EXERCISE
In the records below, substitute "feature-heading" for each "feature-title" and change nothing else.

SUPPLIED RECORDS
»»

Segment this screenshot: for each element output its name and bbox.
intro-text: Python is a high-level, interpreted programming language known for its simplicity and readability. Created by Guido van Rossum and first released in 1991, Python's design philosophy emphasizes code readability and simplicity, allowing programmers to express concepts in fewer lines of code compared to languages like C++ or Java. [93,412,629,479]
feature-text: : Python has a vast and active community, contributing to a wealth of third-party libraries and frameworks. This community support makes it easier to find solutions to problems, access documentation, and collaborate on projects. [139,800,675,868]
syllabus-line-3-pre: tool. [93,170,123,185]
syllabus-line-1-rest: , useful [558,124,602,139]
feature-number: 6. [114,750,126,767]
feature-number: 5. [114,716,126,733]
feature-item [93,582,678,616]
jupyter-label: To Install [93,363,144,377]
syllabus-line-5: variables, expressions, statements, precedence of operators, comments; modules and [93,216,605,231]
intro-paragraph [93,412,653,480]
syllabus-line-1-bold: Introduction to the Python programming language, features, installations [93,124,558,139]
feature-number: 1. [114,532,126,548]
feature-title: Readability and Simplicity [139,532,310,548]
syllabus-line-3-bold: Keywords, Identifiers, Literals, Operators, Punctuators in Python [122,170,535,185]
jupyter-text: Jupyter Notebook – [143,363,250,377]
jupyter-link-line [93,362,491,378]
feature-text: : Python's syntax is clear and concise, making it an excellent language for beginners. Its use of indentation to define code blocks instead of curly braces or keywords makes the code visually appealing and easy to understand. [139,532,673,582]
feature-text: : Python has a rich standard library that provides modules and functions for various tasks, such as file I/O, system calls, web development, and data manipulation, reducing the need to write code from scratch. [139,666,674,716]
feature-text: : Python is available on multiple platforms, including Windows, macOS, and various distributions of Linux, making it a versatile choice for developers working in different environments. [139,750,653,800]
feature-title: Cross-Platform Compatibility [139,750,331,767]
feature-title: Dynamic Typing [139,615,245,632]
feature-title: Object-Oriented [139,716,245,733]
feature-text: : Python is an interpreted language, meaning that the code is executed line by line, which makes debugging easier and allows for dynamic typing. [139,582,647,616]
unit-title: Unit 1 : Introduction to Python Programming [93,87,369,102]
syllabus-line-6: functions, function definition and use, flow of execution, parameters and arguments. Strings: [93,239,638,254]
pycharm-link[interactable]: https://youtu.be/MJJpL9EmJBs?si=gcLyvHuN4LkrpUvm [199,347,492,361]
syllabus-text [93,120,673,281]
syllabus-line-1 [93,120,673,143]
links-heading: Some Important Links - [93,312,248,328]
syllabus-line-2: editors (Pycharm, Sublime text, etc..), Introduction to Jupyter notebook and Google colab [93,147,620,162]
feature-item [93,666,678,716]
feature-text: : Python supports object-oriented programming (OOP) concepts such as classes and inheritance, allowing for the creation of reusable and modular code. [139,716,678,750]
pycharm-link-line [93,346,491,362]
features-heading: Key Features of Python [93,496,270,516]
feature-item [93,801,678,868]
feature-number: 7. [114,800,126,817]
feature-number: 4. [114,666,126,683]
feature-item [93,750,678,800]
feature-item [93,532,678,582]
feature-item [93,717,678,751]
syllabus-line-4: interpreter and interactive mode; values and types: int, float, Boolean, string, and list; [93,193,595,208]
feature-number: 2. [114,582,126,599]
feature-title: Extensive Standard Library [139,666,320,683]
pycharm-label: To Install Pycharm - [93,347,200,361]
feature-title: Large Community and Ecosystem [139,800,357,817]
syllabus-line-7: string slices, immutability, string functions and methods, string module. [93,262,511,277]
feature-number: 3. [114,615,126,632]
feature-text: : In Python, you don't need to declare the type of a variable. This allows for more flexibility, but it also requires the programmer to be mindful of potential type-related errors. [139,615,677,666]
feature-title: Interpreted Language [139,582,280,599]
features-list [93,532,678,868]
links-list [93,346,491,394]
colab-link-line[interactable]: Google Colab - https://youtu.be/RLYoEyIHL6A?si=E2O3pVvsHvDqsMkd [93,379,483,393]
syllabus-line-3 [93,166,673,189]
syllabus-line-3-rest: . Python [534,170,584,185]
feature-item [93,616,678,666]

««

FULL RESPONSE
Segment this screenshot: for each element output its name and bbox.
intro-text: Python is a high-level, interpreted programming language known for its simplicity and readability. Created by Guido van Rossum and first released in 1991, Python's design philosophy emphasizes code readability and simplicity, allowing programmers to express concepts in fewer lines of code compared to languages like C++ or Java. [93,412,629,479]
feature-text: : Python has a vast and active community, contributing to a wealth of third-party libraries and frameworks. This community support makes it easier to find solutions to problems, access documentation, and collaborate on projects. [139,800,675,868]
syllabus-line-3-pre: tool. [93,170,123,185]
syllabus-line-1-rest: , useful [558,124,602,139]
feature-number: 6. [114,750,126,767]
feature-number: 5. [114,716,126,733]
feature-item [93,582,678,616]
jupyter-label: To Install [93,363,144,377]
syllabus-line-5: variables, expressions, statements, precedence of operators, comments; modules and [93,216,605,231]
intro-paragraph [93,412,653,480]
syllabus-line-1-bold: Introduction to the Python programming language, features, installations [93,124,558,139]
feature-number: 1. [114,532,126,548]
feature-heading: Readability and Simplicity [139,532,310,548]
syllabus-line-3-bold: Keywords, Identifiers, Literals, Operators, Punctuators in Python [122,170,535,185]
jupyter-text: Jupyter Notebook – [143,363,250,377]
jupyter-link-line [93,362,491,378]
feature-text: : Python's syntax is clear and concise, making it an excellent language for beginners. Its use of indentation to define code blocks instead of curly braces or keywords makes the code visually appealing and easy to understand. [139,532,673,582]
feature-text: : Python has a rich standard library that provides modules and functions for various tasks, such as file I/O, system calls, web development, and data manipulation, reducing the need to write code from scratch. [139,666,674,716]
feature-text: : Python is available on multiple platforms, including Windows, macOS, and various distributions of Linux, making it a versatile choice for developers working in different environments. [139,750,653,800]
feature-heading: Cross-Platform Compatibility [139,750,331,767]
feature-heading: Dynamic Typing [139,615,245,632]
feature-heading: Object-Oriented [139,716,245,733]
feature-text: : Python is an interpreted language, meaning that the code is executed line by line, which makes debugging easier and allows for dynamic typing. [139,582,647,616]
unit-title: Unit 1 : Introduction to Python Programming [93,87,369,102]
syllabus-line-6: functions, function definition and use, flow of execution, parameters and arguments. Strings: [93,239,638,254]
pycharm-link[interactable]: https://youtu.be/MJJpL9EmJBs?si=gcLyvHuN4LkrpUvm [199,347,492,361]
syllabus-text [93,120,673,281]
syllabus-line-1 [93,120,673,143]
links-heading: Some Important Links - [93,312,248,328]
syllabus-line-2: editors (Pycharm, Sublime text, etc..), Introduction to Jupyter notebook and Google colab [93,147,620,162]
feature-item [93,666,678,716]
feature-text: : Python supports object-oriented programming (OOP) concepts such as classes and inheritance, allowing for the creation of reusable and modular code. [139,716,678,750]
pycharm-link-line [93,346,491,362]
features-heading: Key Features of Python [93,496,270,516]
feature-item [93,801,678,868]
feature-number: 7. [114,800,126,817]
feature-number: 4. [114,666,126,683]
feature-item [93,750,678,800]
feature-item [93,532,678,582]
feature-item [93,717,678,751]
syllabus-line-4: interpreter and interactive mode; values and types: int, float, Boolean, string, and list; [93,193,595,208]
feature-number: 2. [114,582,126,599]
feature-heading: Extensive Standard Library [139,666,320,683]
pycharm-label: To Install Pycharm - [93,347,200,361]
feature-heading: Large Community and Ecosystem [139,800,357,817]
syllabus-line-7: string slices, immutability, string functions and methods, string module. [93,262,511,277]
feature-number: 3. [114,615,126,632]
feature-text: : In Python, you don't need to declare the type of a variable. This allows for more flexibility, but it also requires the programmer to be mindful of potential type-related errors. [139,615,677,666]
feature-heading: Interpreted Language [139,582,280,599]
features-list [93,532,678,868]
links-list [93,346,491,394]
colab-link-line[interactable]: Google Colab - https://youtu.be/RLYoEyIHL6A?si=E2O3pVvsHvDqsMkd [93,379,483,393]
syllabus-line-3 [93,166,673,189]
syllabus-line-3-rest: . Python [534,170,584,185]
feature-item [93,616,678,666]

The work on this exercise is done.